>> START
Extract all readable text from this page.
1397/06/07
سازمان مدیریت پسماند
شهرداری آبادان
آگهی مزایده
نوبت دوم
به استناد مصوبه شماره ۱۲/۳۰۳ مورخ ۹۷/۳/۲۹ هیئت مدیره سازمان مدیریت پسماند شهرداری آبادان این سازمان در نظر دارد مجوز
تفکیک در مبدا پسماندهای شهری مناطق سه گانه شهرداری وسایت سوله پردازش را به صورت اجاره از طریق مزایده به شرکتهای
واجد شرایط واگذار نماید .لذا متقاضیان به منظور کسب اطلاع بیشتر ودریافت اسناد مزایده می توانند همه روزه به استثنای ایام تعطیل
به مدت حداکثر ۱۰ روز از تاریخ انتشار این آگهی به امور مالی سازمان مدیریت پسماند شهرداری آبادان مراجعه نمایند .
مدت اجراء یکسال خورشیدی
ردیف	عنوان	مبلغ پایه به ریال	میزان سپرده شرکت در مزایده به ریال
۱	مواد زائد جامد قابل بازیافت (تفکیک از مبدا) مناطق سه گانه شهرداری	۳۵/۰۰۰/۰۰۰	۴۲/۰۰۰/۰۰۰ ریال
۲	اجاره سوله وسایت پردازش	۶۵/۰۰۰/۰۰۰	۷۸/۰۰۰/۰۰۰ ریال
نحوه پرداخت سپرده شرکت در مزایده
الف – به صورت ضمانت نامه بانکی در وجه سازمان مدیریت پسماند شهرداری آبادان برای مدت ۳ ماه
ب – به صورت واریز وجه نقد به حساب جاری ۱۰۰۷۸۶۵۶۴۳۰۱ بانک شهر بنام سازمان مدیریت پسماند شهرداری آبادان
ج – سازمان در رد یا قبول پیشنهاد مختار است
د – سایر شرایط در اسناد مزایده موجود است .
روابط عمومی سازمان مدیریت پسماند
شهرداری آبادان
>> END
- **Written exercise**:
Transcribe the entire listing above precisely.

- **The solution**:
Extract all readable text from this page.
1397/06/07
سازمان مدیریت پسماند
شهرداری آبادان
آگهی مزایده
نوبت دوم
به استناد مصوبه شماره ۱۲/۳۰۳ مورخ ۹۷/۳/۲۹ هیئت مدیره سازمان مدیریت پسماند شهرداری آبادان این سازمان در نظر دارد مجوز
تفکیک در مبدا پسماندهای شهری مناطق سه گانه شهرداری وسایت سوله پردازش را به صورت اجاره از طریق مزایده به شرکتهای
واجد شرایط واگذار نماید .لذا متقاضیان به منظور کسب اطلاع بیشتر ودریافت اسناد مزایده می توانند همه روزه به استثنای ایام تعطیل
به مدت حداکثر ۱۰ روز از تاریخ انتشار این آگهی به امور مالی سازمان مدیریت پسماند شهرداری آبادان مراجعه نمایند .
مدت اجراء یکسال خورشیدی
ردیف	عنوان	مبلغ پایه به ریال	میزان سپرده شرکت در مزایده به ریال
۱	مواد زائد جامد قابل بازیافت (تفکیک از مبدا) مناطق سه گانه شهرداری	۳۵/۰۰۰/۰۰۰	۴۲/۰۰۰/۰۰۰ ریال
۲	اجاره سوله وسایت پردازش	۶۵/۰۰۰/۰۰۰	۷۸/۰۰۰/۰۰۰ ریال
نحوه پرداخت سپرده شرکت در مزایده
الف – به صورت ضمانت نامه بانکی در وجه سازمان مدیریت پسماند شهرداری آبادان برای مدت ۳ ماه
ب – به صورت واریز وجه نقد به حساب جاری ۱۰۰۷۸۶۵۶۴۳۰۱ بانک شهر بنام سازمان مدیریت پسماند شهرداری آبادان
ج – سازمان در رد یا قبول پیشنهاد مختار است
د – سایر شرایط در اسناد مزایده موجود است .
روابط عمومی سازمان مدیریت پسماند
شهرداری آبادان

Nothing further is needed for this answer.